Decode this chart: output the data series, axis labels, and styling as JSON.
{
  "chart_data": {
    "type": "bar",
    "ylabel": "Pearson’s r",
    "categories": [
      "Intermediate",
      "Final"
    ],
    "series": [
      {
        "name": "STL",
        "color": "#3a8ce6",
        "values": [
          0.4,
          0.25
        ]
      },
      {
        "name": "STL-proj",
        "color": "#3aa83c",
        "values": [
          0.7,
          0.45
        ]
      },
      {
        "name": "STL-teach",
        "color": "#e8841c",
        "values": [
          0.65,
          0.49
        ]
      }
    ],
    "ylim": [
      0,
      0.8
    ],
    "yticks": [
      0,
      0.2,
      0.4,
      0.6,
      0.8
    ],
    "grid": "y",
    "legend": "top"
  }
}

▸ What is being asked
Search the lines above for the string "color" and copy each line that has it.

▸ Solution for this exercise
        "color": "#3a8ce6",
        "color": "#3aa83c",
        "color": "#e8841c",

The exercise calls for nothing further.